• [TASK]:
Find each line holding the word "JSON" and give the total alone.
* * * * * * *
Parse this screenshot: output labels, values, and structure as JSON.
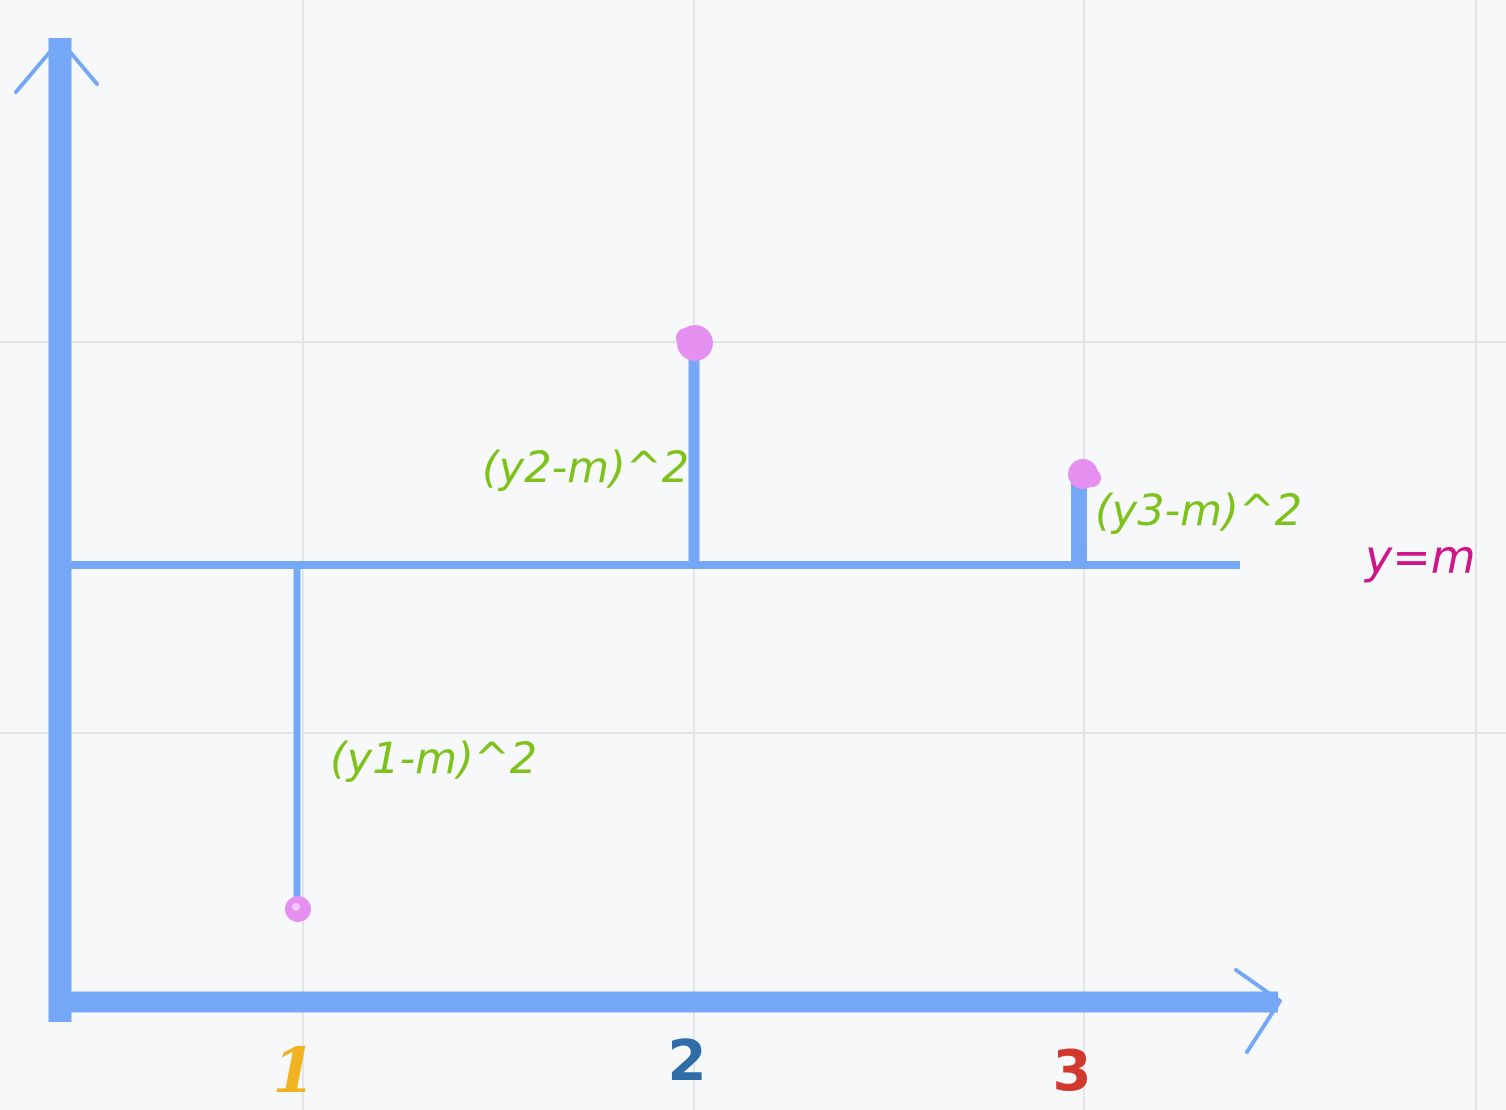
{
  "diagram": {
    "colors": {
      "background": "#f7f8fa",
      "grid": "#e2e4e8",
      "axis": "#74a8f6",
      "point": "#e58ff0",
      "residual_label": "#7cc21a",
      "mean_label": "#d0148a",
      "tick_1": "#f0b322",
      "tick_2": "#2f6da8",
      "tick_3": "#d2382d"
    },
    "mean_line_label": "y=m",
    "residual_labels": [
      "(y1-m)^2",
      "(y2-m)^2",
      "(y3-m)^2"
    ],
    "x_tick_labels": [
      "1",
      "2",
      "3"
    ],
    "point_names": [
      "point-1",
      "point-2",
      "point-3"
    ],
    "point_shape": "dot"
  }
}
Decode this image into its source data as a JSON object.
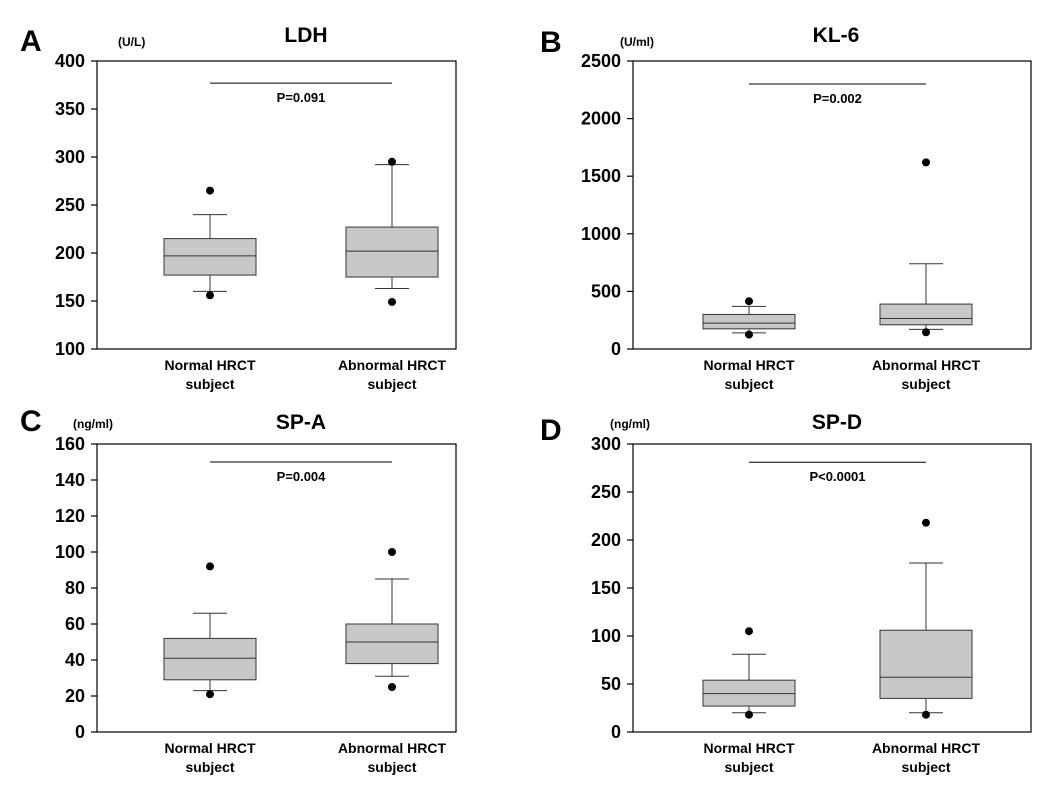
{
  "chart_data": [
    {
      "type": "box",
      "panel": "A",
      "title": "LDH",
      "unit": "(U/L)",
      "ylim": [
        100,
        400
      ],
      "yticks": [
        100,
        150,
        200,
        250,
        300,
        350,
        400
      ],
      "categories": [
        {
          "line1": "Normal HRCT",
          "line2": "subject",
          "whisker_low": 160,
          "q1": 177,
          "median": 197,
          "q3": 215,
          "whisker_high": 240,
          "outliers": [
            265,
            156
          ]
        },
        {
          "line1": "Abnormal HRCT",
          "line2": "subject",
          "whisker_low": 163,
          "q1": 175,
          "median": 202,
          "q3": 227,
          "whisker_high": 292,
          "outliers": [
            295,
            149
          ]
        }
      ],
      "p_value": "P=0.091",
      "sig_y": 377
    },
    {
      "type": "box",
      "panel": "B",
      "title": "KL-6",
      "unit": "(U/ml)",
      "ylim": [
        0,
        2500
      ],
      "yticks": [
        0,
        500,
        1000,
        1500,
        2000,
        2500
      ],
      "categories": [
        {
          "line1": "Normal HRCT",
          "line2": "subject",
          "whisker_low": 140,
          "q1": 175,
          "median": 225,
          "q3": 300,
          "whisker_high": 370,
          "outliers": [
            415,
            125
          ]
        },
        {
          "line1": "Abnormal HRCT",
          "line2": "subject",
          "whisker_low": 170,
          "q1": 210,
          "median": 265,
          "q3": 390,
          "whisker_high": 740,
          "outliers": [
            1620,
            145
          ]
        }
      ],
      "p_value": "P=0.002",
      "sig_y": 2300
    },
    {
      "type": "box",
      "panel": "C",
      "title": "SP-A",
      "unit": "(ng/ml)",
      "ylim": [
        0,
        160
      ],
      "yticks": [
        0,
        20,
        40,
        60,
        80,
        100,
        120,
        140,
        160
      ],
      "categories": [
        {
          "line1": "Normal HRCT",
          "line2": "subject",
          "whisker_low": 23,
          "q1": 29,
          "median": 41,
          "q3": 52,
          "whisker_high": 66,
          "outliers": [
            92,
            21
          ]
        },
        {
          "line1": "Abnormal HRCT",
          "line2": "subject",
          "whisker_low": 31,
          "q1": 38,
          "median": 50,
          "q3": 60,
          "whisker_high": 85,
          "outliers": [
            100,
            25
          ]
        }
      ],
      "p_value": "P=0.004",
      "sig_y": 150
    },
    {
      "type": "box",
      "panel": "D",
      "title": "SP-D",
      "unit": "(ng/ml)",
      "ylim": [
        0,
        300
      ],
      "yticks": [
        0,
        50,
        100,
        150,
        200,
        250,
        300
      ],
      "categories": [
        {
          "line1": "Normal HRCT",
          "line2": "subject",
          "whisker_low": 20,
          "q1": 27,
          "median": 40,
          "q3": 54,
          "whisker_high": 81,
          "outliers": [
            105,
            18
          ]
        },
        {
          "line1": "Abnormal HRCT",
          "line2": "subject",
          "whisker_low": 20,
          "q1": 35,
          "median": 57,
          "q3": 106,
          "whisker_high": 176,
          "outliers": [
            218,
            18
          ]
        }
      ],
      "p_value": "P<0.0001",
      "sig_y": 281
    }
  ]
}
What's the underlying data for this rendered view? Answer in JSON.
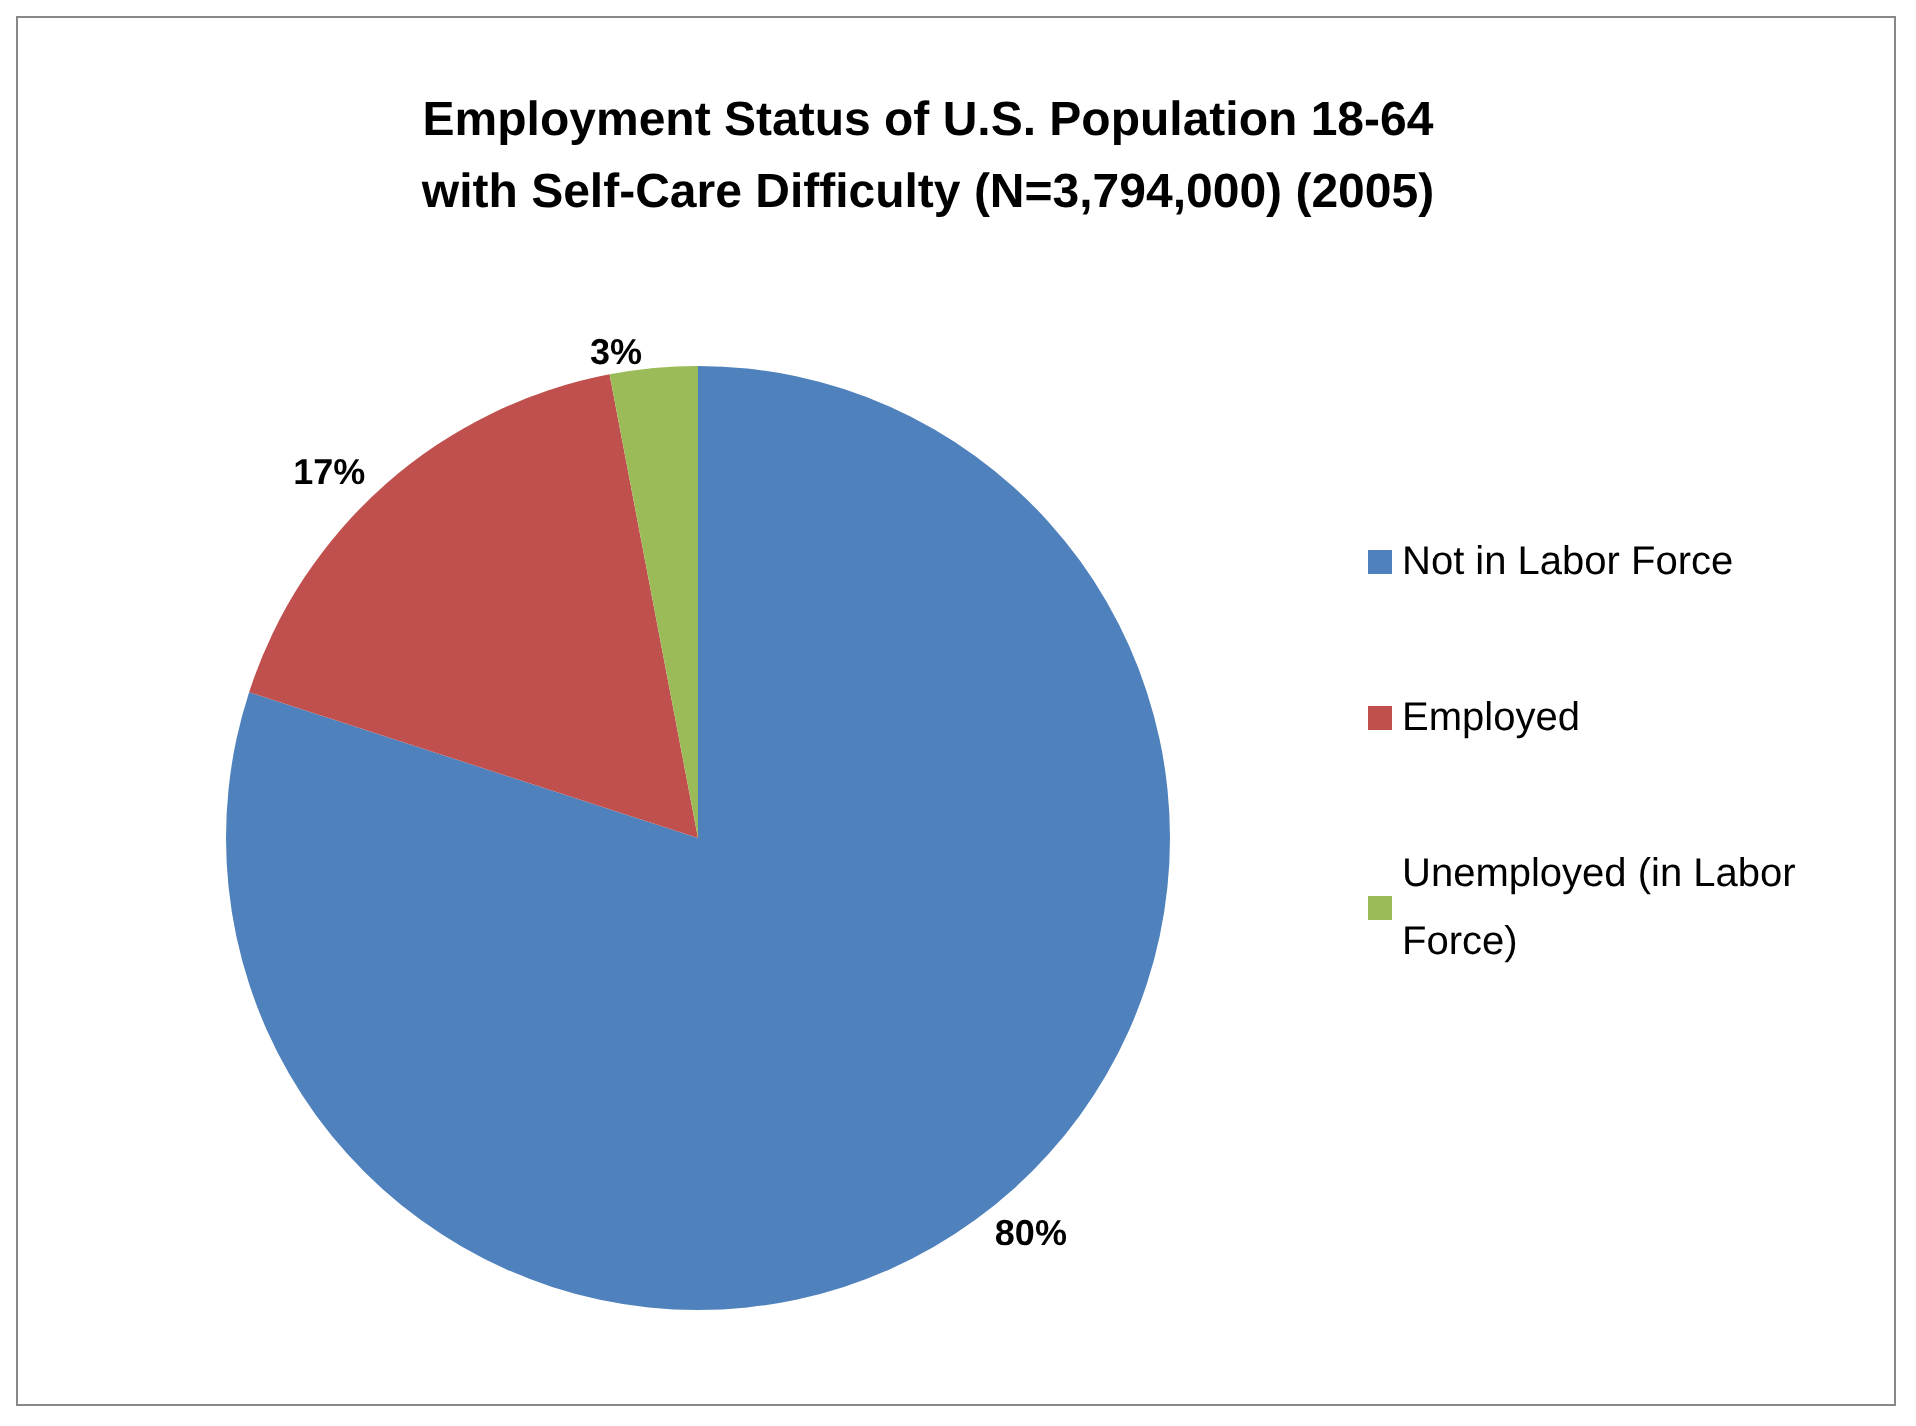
{
  "chart_data": {
    "type": "pie",
    "title": "Employment Status of U.S. Population 18-64\nwith Self-Care Difficulty (N=3,794,000) (2005)",
    "categories": [
      "Not in Labor Force",
      "Employed",
      "Unemployed (in Labor Force)"
    ],
    "values": [
      80,
      17,
      3
    ],
    "colors": [
      "#4f81bd",
      "#c0504d",
      "#9bbb59"
    ],
    "value_labels": [
      "80%",
      "17%",
      "3%"
    ],
    "legend": "right"
  }
}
* * * * * * *
• [FULL ANSWER]:
3